- [Instruction]: Return the records in full, exactly as given.

- [Materials provided]:

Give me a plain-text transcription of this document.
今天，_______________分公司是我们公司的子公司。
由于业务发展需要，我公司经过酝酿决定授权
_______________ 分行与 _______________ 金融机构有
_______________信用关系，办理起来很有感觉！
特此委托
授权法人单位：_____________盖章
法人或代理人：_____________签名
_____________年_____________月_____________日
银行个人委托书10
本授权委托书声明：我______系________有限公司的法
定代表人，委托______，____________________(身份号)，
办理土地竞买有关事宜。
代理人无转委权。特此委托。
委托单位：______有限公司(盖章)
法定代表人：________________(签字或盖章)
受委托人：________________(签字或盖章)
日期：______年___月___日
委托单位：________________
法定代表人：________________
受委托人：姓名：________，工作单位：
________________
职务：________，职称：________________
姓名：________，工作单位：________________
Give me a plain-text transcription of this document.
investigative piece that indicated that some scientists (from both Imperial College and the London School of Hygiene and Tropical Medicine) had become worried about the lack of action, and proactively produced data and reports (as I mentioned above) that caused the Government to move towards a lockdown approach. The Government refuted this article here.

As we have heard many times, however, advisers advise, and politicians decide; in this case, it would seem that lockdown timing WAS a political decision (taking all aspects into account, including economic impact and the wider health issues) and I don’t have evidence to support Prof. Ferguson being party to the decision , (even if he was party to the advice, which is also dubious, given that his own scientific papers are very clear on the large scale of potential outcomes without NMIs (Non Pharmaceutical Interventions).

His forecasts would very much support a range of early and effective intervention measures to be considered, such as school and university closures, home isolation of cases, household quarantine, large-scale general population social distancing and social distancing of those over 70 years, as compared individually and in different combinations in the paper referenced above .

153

- [Solution below]:
Give me a plain-text transcription of this document.
今天，_______________分公司是我们公司的子公司。
由于业务发展需要，我公司经过酝酿决定授权
_______________ 分行与 _______________ 金融机构有
_______________信用关系，办理起来很有感觉！
特此委托
授权法人单位：_____________盖章
法人或代理人：_____________签名
_____________年_____________月_____________日
银行个人委托书10
本授权委托书声明：我______系________有限公司的法
定代表人，委托______，____________________(身份号)，
办理土地竞买有关事宜。
代理人无转委权。特此委托。
委托单位：______有限公司(盖章)
法定代表人：________________(签字或盖章)
受委托人：________________(签字或盖章)
日期：______年___月___日
委托单位：________________
法定代表人：________________
受委托人：姓名：________，工作单位：
________________
职务：________，职称：________________
姓名：________，工作单位：________________
Give me a plain-text transcription of this document.
investigative piece that indicated that some scientists (from both Imperial College and the London School of Hygiene and Tropical Medicine) had become worried about the lack of action, and proactively produced data and reports (as I mentioned above) that caused the Government to move towards a lockdown approach. The Government refuted this article here.

As we have heard many times, however, advisers advise, and politicians decide; in this case, it would seem that lockdown timing WAS a political decision (taking all aspects into account, including economic impact and the wider health issues) and I don’t have evidence to support Prof. Ferguson being party to the decision , (even if he was party to the advice, which is also dubious, given that his own scientific papers are very clear on the large scale of potential outcomes without NMIs (Non Pharmaceutical Interventions).

His forecasts would very much support a range of early and effective intervention measures to be considered, such as school and university closures, home isolation of cases, household quarantine, large-scale general population social distancing and social distancing of those over 70 years, as compared individually and in different combinations in the paper referenced above .

153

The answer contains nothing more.